# Exercise prompt:
Across the entries below, how many lines contain the string "ilçesinde"? Give only the count.
BEGIN Exercise data
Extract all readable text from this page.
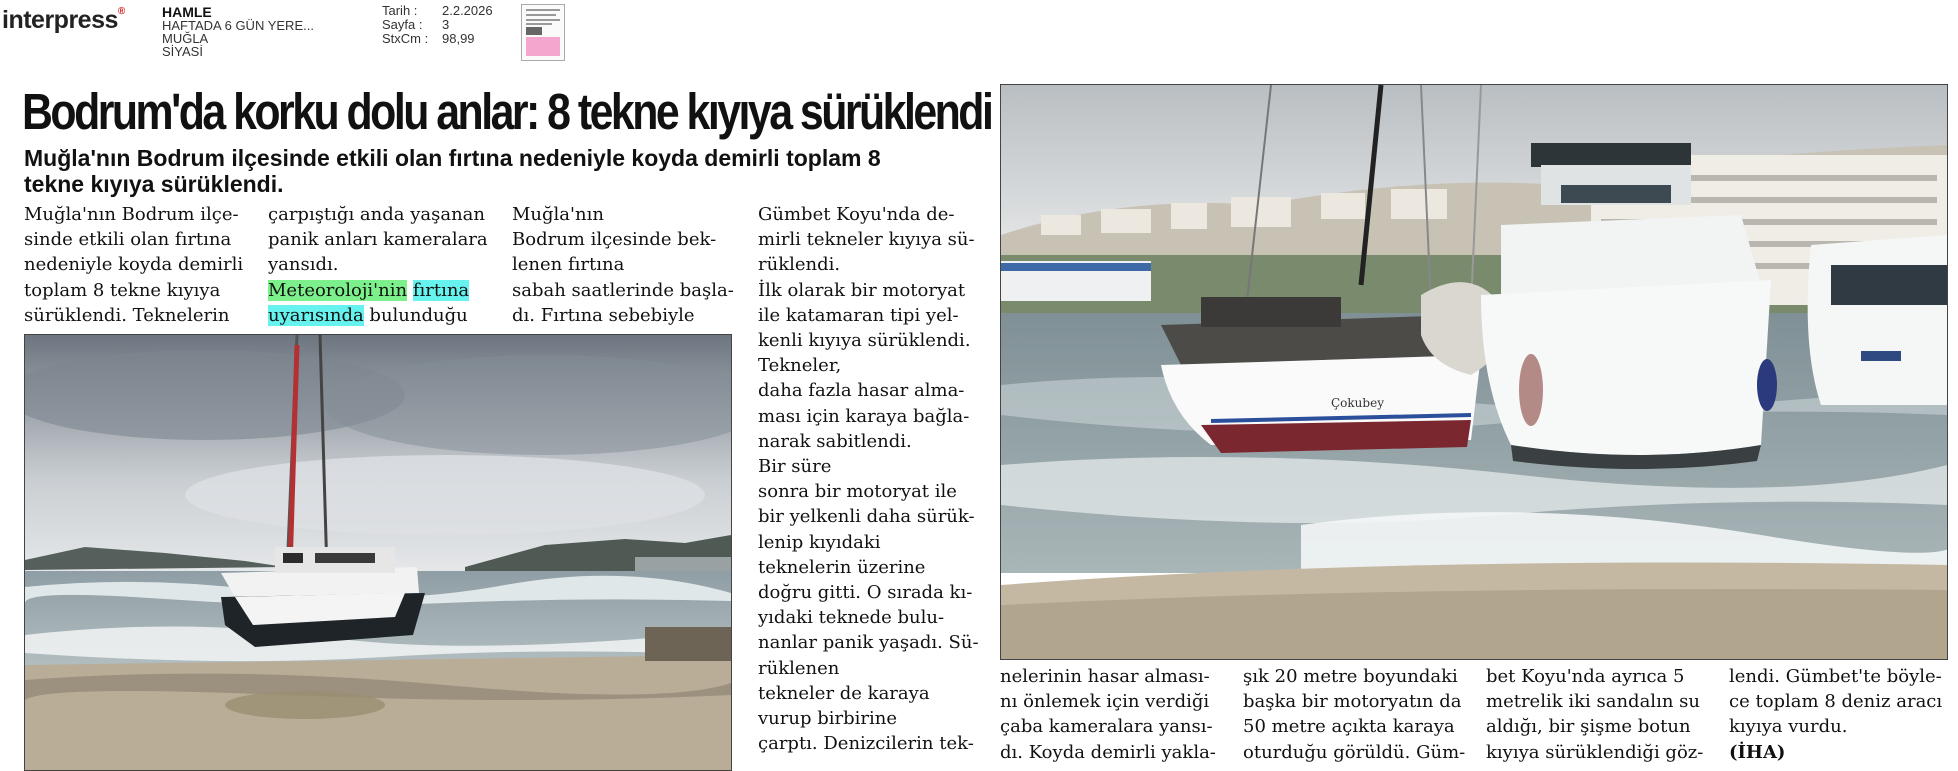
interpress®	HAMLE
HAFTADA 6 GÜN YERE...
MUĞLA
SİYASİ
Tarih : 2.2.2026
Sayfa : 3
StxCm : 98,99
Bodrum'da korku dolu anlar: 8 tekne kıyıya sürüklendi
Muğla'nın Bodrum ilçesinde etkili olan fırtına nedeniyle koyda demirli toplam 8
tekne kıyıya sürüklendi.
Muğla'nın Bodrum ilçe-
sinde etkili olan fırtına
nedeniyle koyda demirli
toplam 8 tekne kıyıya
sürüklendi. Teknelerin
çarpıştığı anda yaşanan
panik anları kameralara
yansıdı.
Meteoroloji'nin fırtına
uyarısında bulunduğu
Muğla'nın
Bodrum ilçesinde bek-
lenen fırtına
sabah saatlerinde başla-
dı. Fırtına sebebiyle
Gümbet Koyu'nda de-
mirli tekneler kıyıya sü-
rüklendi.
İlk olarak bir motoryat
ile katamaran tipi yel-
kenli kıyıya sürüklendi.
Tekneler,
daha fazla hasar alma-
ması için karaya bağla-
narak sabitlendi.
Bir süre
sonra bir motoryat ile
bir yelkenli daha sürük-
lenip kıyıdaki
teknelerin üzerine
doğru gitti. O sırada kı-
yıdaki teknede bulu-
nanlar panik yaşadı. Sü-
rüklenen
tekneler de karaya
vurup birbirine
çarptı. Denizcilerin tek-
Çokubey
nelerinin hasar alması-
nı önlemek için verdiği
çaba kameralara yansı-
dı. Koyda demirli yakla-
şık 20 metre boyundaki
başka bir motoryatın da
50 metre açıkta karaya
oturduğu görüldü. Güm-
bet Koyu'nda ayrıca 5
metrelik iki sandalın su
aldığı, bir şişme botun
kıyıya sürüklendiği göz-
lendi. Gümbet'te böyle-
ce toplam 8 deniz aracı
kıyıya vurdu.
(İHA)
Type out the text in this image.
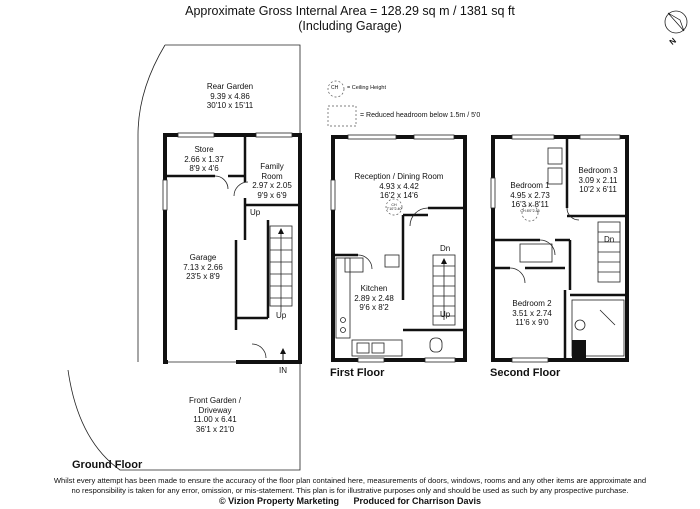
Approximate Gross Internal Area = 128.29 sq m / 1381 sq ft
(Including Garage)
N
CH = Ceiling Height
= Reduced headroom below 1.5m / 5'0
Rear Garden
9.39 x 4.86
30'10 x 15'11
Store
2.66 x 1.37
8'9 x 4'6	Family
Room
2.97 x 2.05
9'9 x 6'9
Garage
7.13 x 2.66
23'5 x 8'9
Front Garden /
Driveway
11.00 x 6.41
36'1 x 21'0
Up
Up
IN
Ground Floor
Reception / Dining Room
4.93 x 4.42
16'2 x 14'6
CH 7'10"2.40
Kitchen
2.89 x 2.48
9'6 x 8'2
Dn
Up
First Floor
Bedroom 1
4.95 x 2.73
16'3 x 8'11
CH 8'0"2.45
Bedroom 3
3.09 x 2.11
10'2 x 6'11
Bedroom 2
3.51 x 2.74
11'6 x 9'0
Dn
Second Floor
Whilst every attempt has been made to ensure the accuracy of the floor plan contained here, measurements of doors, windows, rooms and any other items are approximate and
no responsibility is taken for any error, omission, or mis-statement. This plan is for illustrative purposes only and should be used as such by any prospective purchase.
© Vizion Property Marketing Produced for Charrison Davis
END Exercise data
# Final answer:
2